SUPPLIED ENTRIES:
========================
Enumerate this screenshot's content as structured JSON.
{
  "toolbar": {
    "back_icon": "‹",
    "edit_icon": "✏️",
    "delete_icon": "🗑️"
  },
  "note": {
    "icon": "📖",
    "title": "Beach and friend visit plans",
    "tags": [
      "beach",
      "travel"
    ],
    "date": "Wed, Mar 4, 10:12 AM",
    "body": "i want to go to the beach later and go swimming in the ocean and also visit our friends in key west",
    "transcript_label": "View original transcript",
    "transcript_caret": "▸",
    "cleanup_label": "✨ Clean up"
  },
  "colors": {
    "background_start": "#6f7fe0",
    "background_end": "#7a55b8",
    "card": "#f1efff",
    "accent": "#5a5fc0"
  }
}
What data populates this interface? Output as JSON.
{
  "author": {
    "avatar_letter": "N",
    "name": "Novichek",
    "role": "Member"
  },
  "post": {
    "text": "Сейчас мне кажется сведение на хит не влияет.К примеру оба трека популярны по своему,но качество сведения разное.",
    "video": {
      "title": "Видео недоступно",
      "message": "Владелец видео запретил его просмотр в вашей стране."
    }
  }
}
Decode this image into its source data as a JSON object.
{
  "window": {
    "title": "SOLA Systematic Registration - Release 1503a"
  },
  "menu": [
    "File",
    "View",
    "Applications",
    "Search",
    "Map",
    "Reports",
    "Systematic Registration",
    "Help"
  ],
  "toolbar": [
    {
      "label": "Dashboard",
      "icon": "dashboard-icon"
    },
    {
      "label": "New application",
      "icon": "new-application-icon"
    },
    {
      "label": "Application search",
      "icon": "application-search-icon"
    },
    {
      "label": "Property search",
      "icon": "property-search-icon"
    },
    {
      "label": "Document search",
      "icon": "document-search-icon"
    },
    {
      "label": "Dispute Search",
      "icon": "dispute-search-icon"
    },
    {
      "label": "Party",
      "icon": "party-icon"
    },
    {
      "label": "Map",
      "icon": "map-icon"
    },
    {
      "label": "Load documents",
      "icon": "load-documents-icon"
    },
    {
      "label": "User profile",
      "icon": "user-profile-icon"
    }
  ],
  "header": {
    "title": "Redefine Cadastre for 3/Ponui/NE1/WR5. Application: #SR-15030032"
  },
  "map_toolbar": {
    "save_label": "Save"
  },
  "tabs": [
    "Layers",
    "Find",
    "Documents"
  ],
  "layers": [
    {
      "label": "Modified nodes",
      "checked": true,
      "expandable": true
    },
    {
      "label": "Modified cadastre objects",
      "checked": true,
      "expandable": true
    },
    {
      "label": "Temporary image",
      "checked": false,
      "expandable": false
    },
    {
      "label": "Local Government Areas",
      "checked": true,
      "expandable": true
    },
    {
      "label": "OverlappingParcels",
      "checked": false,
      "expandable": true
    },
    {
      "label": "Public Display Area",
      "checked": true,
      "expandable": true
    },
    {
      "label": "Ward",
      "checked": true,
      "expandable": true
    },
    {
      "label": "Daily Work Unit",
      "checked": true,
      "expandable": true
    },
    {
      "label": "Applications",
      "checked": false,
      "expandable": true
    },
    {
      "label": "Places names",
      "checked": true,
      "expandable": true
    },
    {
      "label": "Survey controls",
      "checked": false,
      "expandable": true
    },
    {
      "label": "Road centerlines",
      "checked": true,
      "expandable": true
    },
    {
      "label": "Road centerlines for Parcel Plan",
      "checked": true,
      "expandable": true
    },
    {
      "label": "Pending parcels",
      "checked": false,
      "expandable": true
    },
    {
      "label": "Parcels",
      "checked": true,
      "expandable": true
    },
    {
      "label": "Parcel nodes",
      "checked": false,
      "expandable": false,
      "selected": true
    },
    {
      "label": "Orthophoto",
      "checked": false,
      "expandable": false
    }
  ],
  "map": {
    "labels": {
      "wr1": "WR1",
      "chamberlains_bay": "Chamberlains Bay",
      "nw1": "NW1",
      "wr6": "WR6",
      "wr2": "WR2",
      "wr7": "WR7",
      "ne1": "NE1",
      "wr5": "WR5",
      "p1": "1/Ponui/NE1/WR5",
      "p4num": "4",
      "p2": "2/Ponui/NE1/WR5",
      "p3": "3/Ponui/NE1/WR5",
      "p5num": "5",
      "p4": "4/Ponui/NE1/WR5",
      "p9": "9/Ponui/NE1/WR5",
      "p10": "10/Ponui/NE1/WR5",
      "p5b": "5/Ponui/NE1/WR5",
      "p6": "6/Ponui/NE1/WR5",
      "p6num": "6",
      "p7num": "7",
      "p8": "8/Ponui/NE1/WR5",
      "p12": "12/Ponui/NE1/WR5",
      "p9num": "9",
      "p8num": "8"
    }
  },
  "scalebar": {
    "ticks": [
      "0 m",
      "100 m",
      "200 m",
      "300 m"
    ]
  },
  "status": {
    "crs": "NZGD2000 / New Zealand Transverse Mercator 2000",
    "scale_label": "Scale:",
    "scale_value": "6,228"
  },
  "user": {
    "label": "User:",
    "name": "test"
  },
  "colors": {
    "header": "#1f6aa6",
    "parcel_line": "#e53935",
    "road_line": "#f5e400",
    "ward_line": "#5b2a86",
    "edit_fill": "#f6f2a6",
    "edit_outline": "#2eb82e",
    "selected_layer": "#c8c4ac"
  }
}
========================
GIVEN REQUEST: Return each entry from above without altering a single character.

ANSWER IN FULL:
Enumerate this screenshot's content as structured JSON.
{
  "toolbar": {
    "back_icon": "‹",
    "edit_icon": "✏️",
    "delete_icon": "🗑️"
  },
  "note": {
    "icon": "📖",
    "title": "Beach and friend visit plans",
    "tags": [
      "beach",
      "travel"
    ],
    "date": "Wed, Mar 4, 10:12 AM",
    "body": "i want to go to the beach later and go swimming in the ocean and also visit our friends in key west",
    "transcript_label": "View original transcript",
    "transcript_caret": "▸",
    "cleanup_label": "✨ Clean up"
  },
  "colors": {
    "background_start": "#6f7fe0",
    "background_end": "#7a55b8",
    "card": "#f1efff",
    "accent": "#5a5fc0"
  }
}
What data populates this interface? Output as JSON.
{
  "author": {
    "avatar_letter": "N",
    "name": "Novichek",
    "role": "Member"
  },
  "post": {
    "text": "Сейчас мне кажется сведение на хит не влияет.К примеру оба трека популярны по своему,но качество сведения разное.",
    "video": {
      "title": "Видео недоступно",
      "message": "Владелец видео запретил его просмотр в вашей стране."
    }
  }
}
Decode this image into its source data as a JSON object.
{
  "window": {
    "title": "SOLA Systematic Registration - Release 1503a"
  },
  "menu": [
    "File",
    "View",
    "Applications",
    "Search",
    "Map",
    "Reports",
    "Systematic Registration",
    "Help"
  ],
  "toolbar": [
    {
      "label": "Dashboard",
      "icon": "dashboard-icon"
    },
    {
      "label": "New application",
      "icon": "new-application-icon"
    },
    {
      "label": "Application search",
      "icon": "application-search-icon"
    },
    {
      "label": "Property search",
      "icon": "property-search-icon"
    },
    {
      "label": "Document search",
      "icon": "document-search-icon"
    },
    {
      "label": "Dispute Search",
      "icon": "dispute-search-icon"
    },
    {
      "label": "Party",
      "icon": "party-icon"
    },
    {
      "label": "Map",
      "icon": "map-icon"
    },
    {
      "label": "Load documents",
      "icon": "load-documents-icon"
    },
    {
      "label": "User profile",
      "icon": "user-profile-icon"
    }
  ],
  "header": {
    "title": "Redefine Cadastre for 3/Ponui/NE1/WR5. Application: #SR-15030032"
  },
  "map_toolbar": {
    "save_label": "Save"
  },
  "tabs": [
    "Layers",
    "Find",
    "Documents"
  ],
  "layers": [
    {
      "label": "Modified nodes",
      "checked": true,
      "expandable": true
    },
    {
      "label": "Modified cadastre objects",
      "checked": true,
      "expandable": true
    },
    {
      "label": "Temporary image",
      "checked": false,
      "expandable": false
    },
    {
      "label": "Local Government Areas",
      "checked": true,
      "expandable": true
    },
    {
      "label": "OverlappingParcels",
      "checked": false,
      "expandable": true
    },
    {
      "label": "Public Display Area",
      "checked": true,
      "expandable": true
    },
    {
      "label": "Ward",
      "checked": true,
      "expandable": true
    },
    {
      "label": "Daily Work Unit",
      "checked": true,
      "expandable": true
    },
    {
      "label": "Applications",
      "checked": false,
      "expandable": true
    },
    {
      "label": "Places names",
      "checked": true,
      "expandable": true
    },
    {
      "label": "Survey controls",
      "checked": false,
      "expandable": true
    },
    {
      "label": "Road centerlines",
      "checked": true,
      "expandable": true
    },
    {
      "label": "Road centerlines for Parcel Plan",
      "checked": true,
      "expandable": true
    },
    {
      "label": "Pending parcels",
      "checked": false,
      "expandable": true
    },
    {
      "label": "Parcels",
      "checked": true,
      "expandable": true
    },
    {
      "label": "Parcel nodes",
      "checked": false,
      "expandable": false,
      "selected": true
    },
    {
      "label": "Orthophoto",
      "checked": false,
      "expandable": false
    }
  ],
  "map": {
    "labels": {
      "wr1": "WR1",
      "chamberlains_bay": "Chamberlains Bay",
      "nw1": "NW1",
      "wr6": "WR6",
      "wr2": "WR2",
      "wr7": "WR7",
      "ne1": "NE1",
      "wr5": "WR5",
      "p1": "1/Ponui/NE1/WR5",
      "p4num": "4",
      "p2": "2/Ponui/NE1/WR5",
      "p3": "3/Ponui/NE1/WR5",
      "p5num": "5",
      "p4": "4/Ponui/NE1/WR5",
      "p9": "9/Ponui/NE1/WR5",
      "p10": "10/Ponui/NE1/WR5",
      "p5b": "5/Ponui/NE1/WR5",
      "p6": "6/Ponui/NE1/WR5",
      "p6num": "6",
      "p7num": "7",
      "p8": "8/Ponui/NE1/WR5",
      "p12": "12/Ponui/NE1/WR5",
      "p9num": "9",
      "p8num": "8"
    }
  },
  "scalebar": {
    "ticks": [
      "0 m",
      "100 m",
      "200 m",
      "300 m"
    ]
  },
  "status": {
    "crs": "NZGD2000 / New Zealand Transverse Mercator 2000",
    "scale_label": "Scale:",
    "scale_value": "6,228"
  },
  "user": {
    "label": "User:",
    "name": "test"
  },
  "colors": {
    "header": "#1f6aa6",
    "parcel_line": "#e53935",
    "road_line": "#f5e400",
    "ward_line": "#5b2a86",
    "edit_fill": "#f6f2a6",
    "edit_outline": "#2eb82e",
    "selected_layer": "#c8c4ac"
  }
}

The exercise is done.